[START OF Rows]

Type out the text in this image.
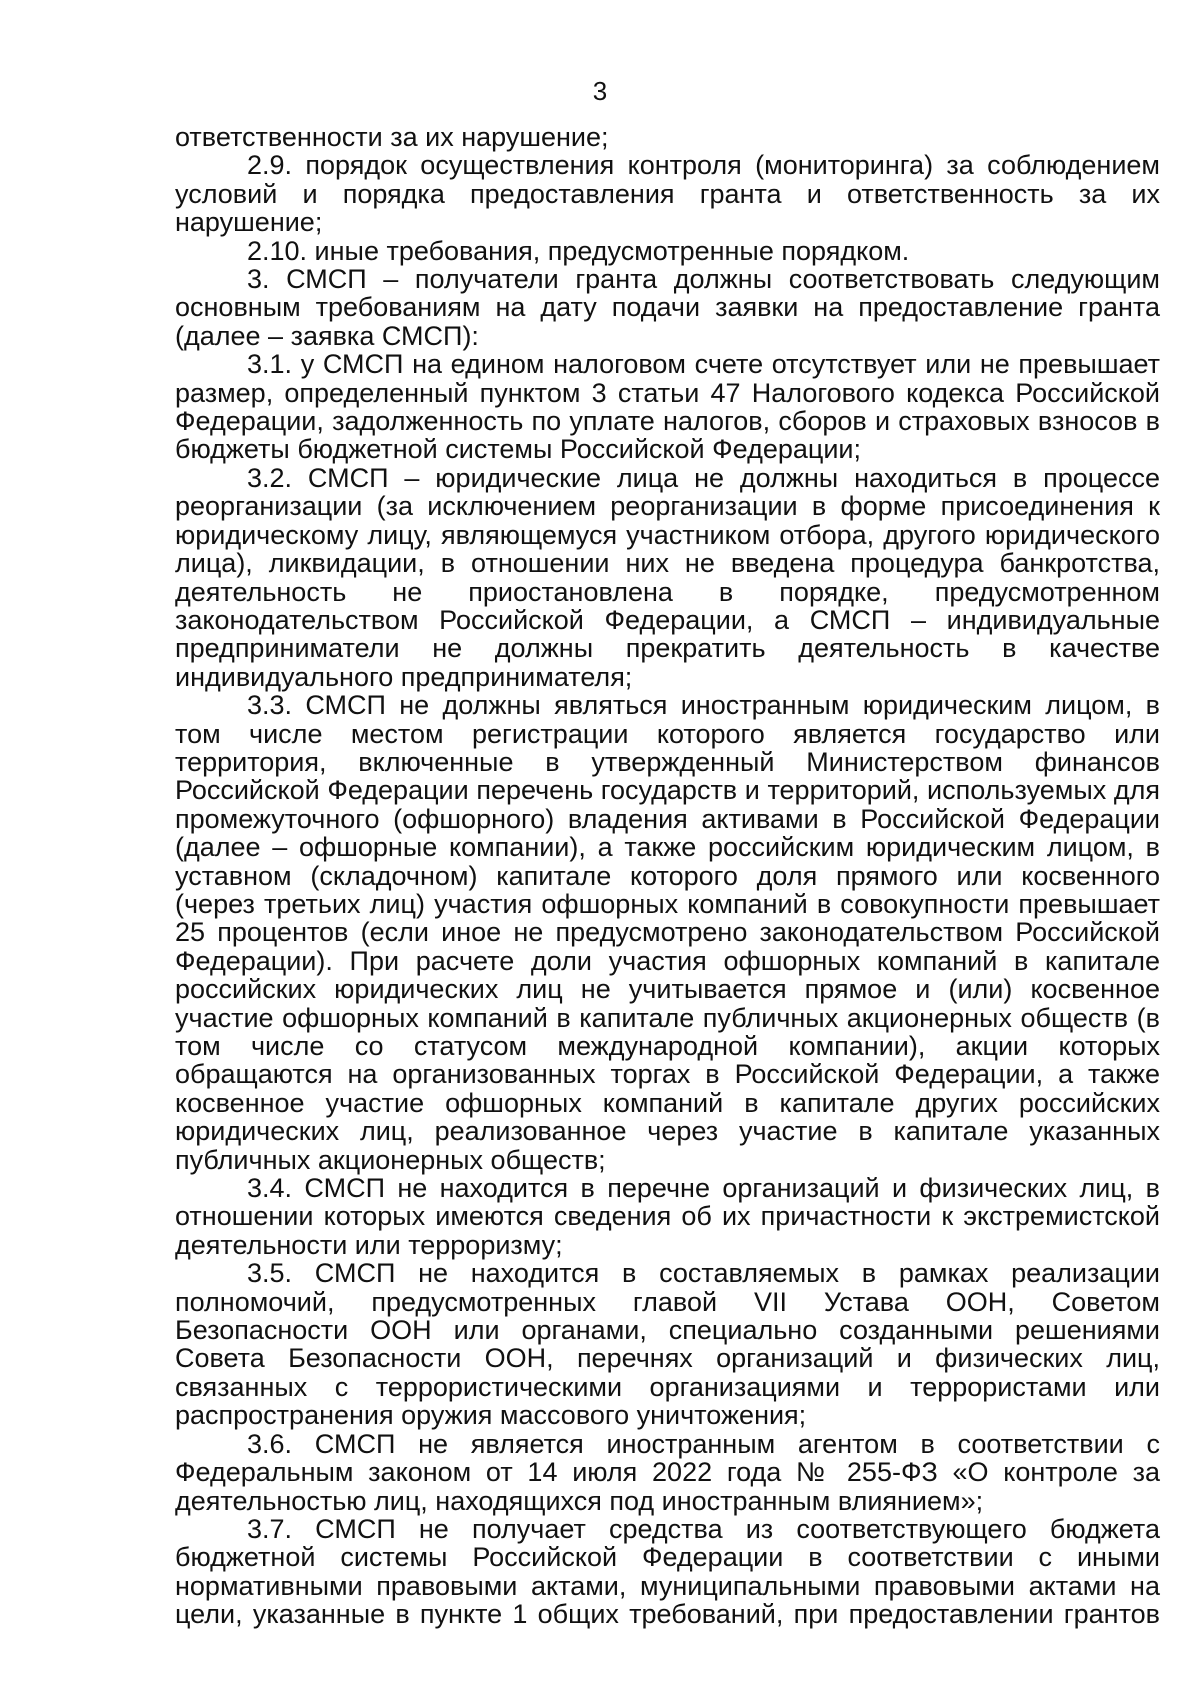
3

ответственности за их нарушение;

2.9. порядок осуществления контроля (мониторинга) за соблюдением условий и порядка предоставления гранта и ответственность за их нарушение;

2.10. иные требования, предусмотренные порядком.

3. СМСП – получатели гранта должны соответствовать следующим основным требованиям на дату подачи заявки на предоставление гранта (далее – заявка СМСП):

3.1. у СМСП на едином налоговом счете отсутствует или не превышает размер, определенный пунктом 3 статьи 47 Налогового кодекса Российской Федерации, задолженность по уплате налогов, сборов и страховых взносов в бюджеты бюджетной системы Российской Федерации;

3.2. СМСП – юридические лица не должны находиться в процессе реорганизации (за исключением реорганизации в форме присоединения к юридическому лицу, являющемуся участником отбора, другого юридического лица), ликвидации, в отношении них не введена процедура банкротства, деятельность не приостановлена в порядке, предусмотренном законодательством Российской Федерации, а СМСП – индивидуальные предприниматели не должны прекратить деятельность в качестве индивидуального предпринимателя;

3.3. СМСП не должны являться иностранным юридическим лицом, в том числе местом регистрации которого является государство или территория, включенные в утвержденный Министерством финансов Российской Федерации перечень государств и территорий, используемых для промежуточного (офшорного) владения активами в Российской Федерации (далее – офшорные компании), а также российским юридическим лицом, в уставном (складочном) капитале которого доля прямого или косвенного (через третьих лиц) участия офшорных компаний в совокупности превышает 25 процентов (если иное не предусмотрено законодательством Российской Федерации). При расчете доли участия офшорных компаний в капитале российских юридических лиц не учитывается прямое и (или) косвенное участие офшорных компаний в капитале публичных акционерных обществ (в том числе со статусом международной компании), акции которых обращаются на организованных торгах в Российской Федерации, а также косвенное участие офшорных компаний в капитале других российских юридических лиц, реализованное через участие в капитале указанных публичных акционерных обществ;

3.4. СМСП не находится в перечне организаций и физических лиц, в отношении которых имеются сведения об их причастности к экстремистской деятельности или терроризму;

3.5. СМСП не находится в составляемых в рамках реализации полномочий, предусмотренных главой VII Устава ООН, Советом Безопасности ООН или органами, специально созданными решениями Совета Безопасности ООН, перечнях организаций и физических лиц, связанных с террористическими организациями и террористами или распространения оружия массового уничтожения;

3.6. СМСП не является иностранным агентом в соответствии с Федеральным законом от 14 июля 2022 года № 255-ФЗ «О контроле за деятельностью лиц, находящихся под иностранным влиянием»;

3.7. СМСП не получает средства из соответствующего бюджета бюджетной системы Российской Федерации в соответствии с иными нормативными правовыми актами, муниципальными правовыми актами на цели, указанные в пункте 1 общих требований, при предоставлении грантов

[END OF Rows]

→ **Exercise**: Repeat the listing verbatim. Skip the pictures.

→ **The result**:
Type out the text in this image.
3

ответственности за их нарушение;

2.9. порядок осуществления контроля (мониторинга) за соблюдением условий и порядка предоставления гранта и ответственность за их нарушение;

2.10. иные требования, предусмотренные порядком.

3. СМСП – получатели гранта должны соответствовать следующим основным требованиям на дату подачи заявки на предоставление гранта (далее – заявка СМСП):

3.1. у СМСП на едином налоговом счете отсутствует или не превышает размер, определенный пунктом 3 статьи 47 Налогового кодекса Российской Федерации, задолженность по уплате налогов, сборов и страховых взносов в бюджеты бюджетной системы Российской Федерации;

3.2. СМСП – юридические лица не должны находиться в процессе реорганизации (за исключением реорганизации в форме присоединения к юридическому лицу, являющемуся участником отбора, другого юридического лица), ликвидации, в отношении них не введена процедура банкротства, деятельность не приостановлена в порядке, предусмотренном законодательством Российской Федерации, а СМСП – индивидуальные предприниматели не должны прекратить деятельность в качестве индивидуального предпринимателя;

3.3. СМСП не должны являться иностранным юридическим лицом, в том числе местом регистрации которого является государство или территория, включенные в утвержденный Министерством финансов Российской Федерации перечень государств и территорий, используемых для промежуточного (офшорного) владения активами в Российской Федерации (далее – офшорные компании), а также российским юридическим лицом, в уставном (складочном) капитале которого доля прямого или косвенного (через третьих лиц) участия офшорных компаний в совокупности превышает 25 процентов (если иное не предусмотрено законодательством Российской Федерации). При расчете доли участия офшорных компаний в капитале российских юридических лиц не учитывается прямое и (или) косвенное участие офшорных компаний в капитале публичных акционерных обществ (в том числе со статусом международной компании), акции которых обращаются на организованных торгах в Российской Федерации, а также косвенное участие офшорных компаний в капитале других российских юридических лиц, реализованное через участие в капитале указанных публичных акционерных обществ;

3.4. СМСП не находится в перечне организаций и физических лиц, в отношении которых имеются сведения об их причастности к экстремистской деятельности или терроризму;

3.5. СМСП не находится в составляемых в рамках реализации полномочий, предусмотренных главой VII Устава ООН, Советом Безопасности ООН или органами, специально созданными решениями Совета Безопасности ООН, перечнях организаций и физических лиц, связанных с террористическими организациями и террористами или распространения оружия массового уничтожения;

3.6. СМСП не является иностранным агентом в соответствии с Федеральным законом от 14 июля 2022 года № 255-ФЗ «О контроле за деятельностью лиц, находящихся под иностранным влиянием»;

3.7. СМСП не получает средства из соответствующего бюджета бюджетной системы Российской Федерации в соответствии с иными нормативными правовыми актами, муниципальными правовыми актами на цели, указанные в пункте 1 общих требований, при предоставлении грантов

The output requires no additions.